TASK INSTRUCTIONS: The records below should be written out again, exactly.

RECORDS SHOWN:
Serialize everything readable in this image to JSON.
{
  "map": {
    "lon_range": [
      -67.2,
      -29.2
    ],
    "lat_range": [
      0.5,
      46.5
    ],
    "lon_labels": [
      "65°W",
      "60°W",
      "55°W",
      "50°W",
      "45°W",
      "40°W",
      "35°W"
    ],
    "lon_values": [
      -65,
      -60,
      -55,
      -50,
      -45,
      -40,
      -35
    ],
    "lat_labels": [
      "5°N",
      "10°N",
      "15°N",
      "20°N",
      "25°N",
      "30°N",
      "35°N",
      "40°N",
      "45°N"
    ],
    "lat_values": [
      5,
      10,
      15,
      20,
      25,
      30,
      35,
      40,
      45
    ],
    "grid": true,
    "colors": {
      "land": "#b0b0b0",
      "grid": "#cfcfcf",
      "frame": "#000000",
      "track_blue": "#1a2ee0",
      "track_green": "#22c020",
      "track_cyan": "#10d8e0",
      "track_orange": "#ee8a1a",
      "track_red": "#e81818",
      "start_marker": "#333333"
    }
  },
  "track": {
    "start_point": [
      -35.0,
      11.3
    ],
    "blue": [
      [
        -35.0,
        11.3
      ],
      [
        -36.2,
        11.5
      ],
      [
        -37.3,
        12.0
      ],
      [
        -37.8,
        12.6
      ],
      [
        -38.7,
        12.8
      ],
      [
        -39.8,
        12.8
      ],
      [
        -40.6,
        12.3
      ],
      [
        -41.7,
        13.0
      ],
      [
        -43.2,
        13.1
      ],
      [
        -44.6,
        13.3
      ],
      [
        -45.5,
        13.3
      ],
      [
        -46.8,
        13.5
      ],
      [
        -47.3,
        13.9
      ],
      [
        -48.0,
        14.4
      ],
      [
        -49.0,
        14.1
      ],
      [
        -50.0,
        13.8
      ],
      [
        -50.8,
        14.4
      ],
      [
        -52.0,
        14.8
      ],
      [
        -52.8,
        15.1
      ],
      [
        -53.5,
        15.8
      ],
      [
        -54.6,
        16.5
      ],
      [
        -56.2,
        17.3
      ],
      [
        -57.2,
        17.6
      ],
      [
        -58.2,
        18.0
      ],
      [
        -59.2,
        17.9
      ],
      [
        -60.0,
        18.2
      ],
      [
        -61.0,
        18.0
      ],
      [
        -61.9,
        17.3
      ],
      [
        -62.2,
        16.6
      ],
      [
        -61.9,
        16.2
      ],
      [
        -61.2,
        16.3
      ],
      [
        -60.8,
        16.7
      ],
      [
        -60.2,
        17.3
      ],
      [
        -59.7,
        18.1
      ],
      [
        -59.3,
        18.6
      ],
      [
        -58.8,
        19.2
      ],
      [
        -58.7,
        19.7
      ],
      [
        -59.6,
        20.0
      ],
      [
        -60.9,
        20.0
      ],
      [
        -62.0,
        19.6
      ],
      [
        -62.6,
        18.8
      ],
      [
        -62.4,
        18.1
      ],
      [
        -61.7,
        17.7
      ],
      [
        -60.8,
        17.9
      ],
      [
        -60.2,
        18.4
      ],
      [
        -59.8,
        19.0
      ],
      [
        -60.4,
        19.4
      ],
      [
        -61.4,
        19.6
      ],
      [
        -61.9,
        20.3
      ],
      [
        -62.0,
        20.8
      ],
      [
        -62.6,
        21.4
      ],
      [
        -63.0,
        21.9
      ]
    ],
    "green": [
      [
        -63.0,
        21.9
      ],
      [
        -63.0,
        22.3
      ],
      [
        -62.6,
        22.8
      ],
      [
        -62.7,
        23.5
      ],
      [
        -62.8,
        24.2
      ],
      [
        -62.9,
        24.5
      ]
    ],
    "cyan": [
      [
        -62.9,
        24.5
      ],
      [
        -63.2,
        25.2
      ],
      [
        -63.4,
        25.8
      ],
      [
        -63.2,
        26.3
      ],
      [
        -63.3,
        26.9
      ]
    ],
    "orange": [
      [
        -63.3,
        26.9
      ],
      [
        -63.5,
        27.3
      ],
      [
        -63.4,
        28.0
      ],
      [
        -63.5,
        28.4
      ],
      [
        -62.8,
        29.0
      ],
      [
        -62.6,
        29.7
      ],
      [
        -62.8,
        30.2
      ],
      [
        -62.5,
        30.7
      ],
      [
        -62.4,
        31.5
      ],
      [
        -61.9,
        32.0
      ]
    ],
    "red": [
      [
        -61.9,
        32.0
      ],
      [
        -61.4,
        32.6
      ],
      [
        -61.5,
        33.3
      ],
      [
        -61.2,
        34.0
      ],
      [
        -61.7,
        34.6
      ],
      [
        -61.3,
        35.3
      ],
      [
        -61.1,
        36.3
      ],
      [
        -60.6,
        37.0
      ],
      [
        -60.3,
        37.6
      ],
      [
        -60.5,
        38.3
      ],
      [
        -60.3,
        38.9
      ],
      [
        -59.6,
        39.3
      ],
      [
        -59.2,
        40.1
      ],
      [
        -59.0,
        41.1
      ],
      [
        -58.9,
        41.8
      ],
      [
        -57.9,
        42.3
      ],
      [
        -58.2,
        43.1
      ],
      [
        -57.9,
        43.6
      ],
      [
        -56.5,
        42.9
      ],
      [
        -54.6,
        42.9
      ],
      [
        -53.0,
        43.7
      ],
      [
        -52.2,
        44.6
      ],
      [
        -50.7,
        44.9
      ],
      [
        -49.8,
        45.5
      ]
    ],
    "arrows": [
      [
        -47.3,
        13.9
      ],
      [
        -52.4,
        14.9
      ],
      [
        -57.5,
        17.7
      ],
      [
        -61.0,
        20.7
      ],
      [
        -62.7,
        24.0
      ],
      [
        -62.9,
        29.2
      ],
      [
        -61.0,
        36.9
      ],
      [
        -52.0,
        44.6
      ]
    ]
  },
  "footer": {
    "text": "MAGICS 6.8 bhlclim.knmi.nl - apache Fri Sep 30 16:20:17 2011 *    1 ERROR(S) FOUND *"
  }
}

RESULT OF THE EXERCISE:
Serialize everything readable in this image to JSON.
{
  "map": {
    "lon_range": [
      -67.2,
      -29.2
    ],
    "lat_range": [
      0.5,
      46.5
    ],
    "lon_labels": [
      "65°W",
      "60°W",
      "55°W",
      "50°W",
      "45°W",
      "40°W",
      "35°W"
    ],
    "lon_values": [
      -65,
      -60,
      -55,
      -50,
      -45,
      -40,
      -35
    ],
    "lat_labels": [
      "5°N",
      "10°N",
      "15°N",
      "20°N",
      "25°N",
      "30°N",
      "35°N",
      "40°N",
      "45°N"
    ],
    "lat_values": [
      5,
      10,
      15,
      20,
      25,
      30,
      35,
      40,
      45
    ],
    "grid": true,
    "colors": {
      "land": "#b0b0b0",
      "grid": "#cfcfcf",
      "frame": "#000000",
      "track_blue": "#1a2ee0",
      "track_green": "#22c020",
      "track_cyan": "#10d8e0",
      "track_orange": "#ee8a1a",
      "track_red": "#e81818",
      "start_marker": "#333333"
    }
  },
  "track": {
    "start_point": [
      -35.0,
      11.3
    ],
    "blue": [
      [
        -35.0,
        11.3
      ],
      [
        -36.2,
        11.5
      ],
      [
        -37.3,
        12.0
      ],
      [
        -37.8,
        12.6
      ],
      [
        -38.7,
        12.8
      ],
      [
        -39.8,
        12.8
      ],
      [
        -40.6,
        12.3
      ],
      [
        -41.7,
        13.0
      ],
      [
        -43.2,
        13.1
      ],
      [
        -44.6,
        13.3
      ],
      [
        -45.5,
        13.3
      ],
      [
        -46.8,
        13.5
      ],
      [
        -47.3,
        13.9
      ],
      [
        -48.0,
        14.4
      ],
      [
        -49.0,
        14.1
      ],
      [
        -50.0,
        13.8
      ],
      [
        -50.8,
        14.4
      ],
      [
        -52.0,
        14.8
      ],
      [
        -52.8,
        15.1
      ],
      [
        -53.5,
        15.8
      ],
      [
        -54.6,
        16.5
      ],
      [
        -56.2,
        17.3
      ],
      [
        -57.2,
        17.6
      ],
      [
        -58.2,
        18.0
      ],
      [
        -59.2,
        17.9
      ],
      [
        -60.0,
        18.2
      ],
      [
        -61.0,
        18.0
      ],
      [
        -61.9,
        17.3
      ],
      [
        -62.2,
        16.6
      ],
      [
        -61.9,
        16.2
      ],
      [
        -61.2,
        16.3
      ],
      [
        -60.8,
        16.7
      ],
      [
        -60.2,
        17.3
      ],
      [
        -59.7,
        18.1
      ],
      [
        -59.3,
        18.6
      ],
      [
        -58.8,
        19.2
      ],
      [
        -58.7,
        19.7
      ],
      [
        -59.6,
        20.0
      ],
      [
        -60.9,
        20.0
      ],
      [
        -62.0,
        19.6
      ],
      [
        -62.6,
        18.8
      ],
      [
        -62.4,
        18.1
      ],
      [
        -61.7,
        17.7
      ],
      [
        -60.8,
        17.9
      ],
      [
        -60.2,
        18.4
      ],
      [
        -59.8,
        19.0
      ],
      [
        -60.4,
        19.4
      ],
      [
        -61.4,
        19.6
      ],
      [
        -61.9,
        20.3
      ],
      [
        -62.0,
        20.8
      ],
      [
        -62.6,
        21.4
      ],
      [
        -63.0,
        21.9
      ]
    ],
    "green": [
      [
        -63.0,
        21.9
      ],
      [
        -63.0,
        22.3
      ],
      [
        -62.6,
        22.8
      ],
      [
        -62.7,
        23.5
      ],
      [
        -62.8,
        24.2
      ],
      [
        -62.9,
        24.5
      ]
    ],
    "cyan": [
      [
        -62.9,
        24.5
      ],
      [
        -63.2,
        25.2
      ],
      [
        -63.4,
        25.8
      ],
      [
        -63.2,
        26.3
      ],
      [
        -63.3,
        26.9
      ]
    ],
    "orange": [
      [
        -63.3,
        26.9
      ],
      [
        -63.5,
        27.3
      ],
      [
        -63.4,
        28.0
      ],
      [
        -63.5,
        28.4
      ],
      [
        -62.8,
        29.0
      ],
      [
        -62.6,
        29.7
      ],
      [
        -62.8,
        30.2
      ],
      [
        -62.5,
        30.7
      ],
      [
        -62.4,
        31.5
      ],
      [
        -61.9,
        32.0
      ]
    ],
    "red": [
      [
        -61.9,
        32.0
      ],
      [
        -61.4,
        32.6
      ],
      [
        -61.5,
        33.3
      ],
      [
        -61.2,
        34.0
      ],
      [
        -61.7,
        34.6
      ],
      [
        -61.3,
        35.3
      ],
      [
        -61.1,
        36.3
      ],
      [
        -60.6,
        37.0
      ],
      [
        -60.3,
        37.6
      ],
      [
        -60.5,
        38.3
      ],
      [
        -60.3,
        38.9
      ],
      [
        -59.6,
        39.3
      ],
      [
        -59.2,
        40.1
      ],
      [
        -59.0,
        41.1
      ],
      [
        -58.9,
        41.8
      ],
      [
        -57.9,
        42.3
      ],
      [
        -58.2,
        43.1
      ],
      [
        -57.9,
        43.6
      ],
      [
        -56.5,
        42.9
      ],
      [
        -54.6,
        42.9
      ],
      [
        -53.0,
        43.7
      ],
      [
        -52.2,
        44.6
      ],
      [
        -50.7,
        44.9
      ],
      [
        -49.8,
        45.5
      ]
    ],
    "arrows": [
      [
        -47.3,
        13.9
      ],
      [
        -52.4,
        14.9
      ],
      [
        -57.5,
        17.7
      ],
      [
        -61.0,
        20.7
      ],
      [
        -62.7,
        24.0
      ],
      [
        -62.9,
        29.2
      ],
      [
        -61.0,
        36.9
      ],
      [
        -52.0,
        44.6
      ]
    ]
  },
  "footer": {
    "text": "MAGICS 6.8 bhlclim.knmi.nl - apache Fri Sep 30 16:20:17 2011 *    1 ERROR(S) FOUND *"
  }
}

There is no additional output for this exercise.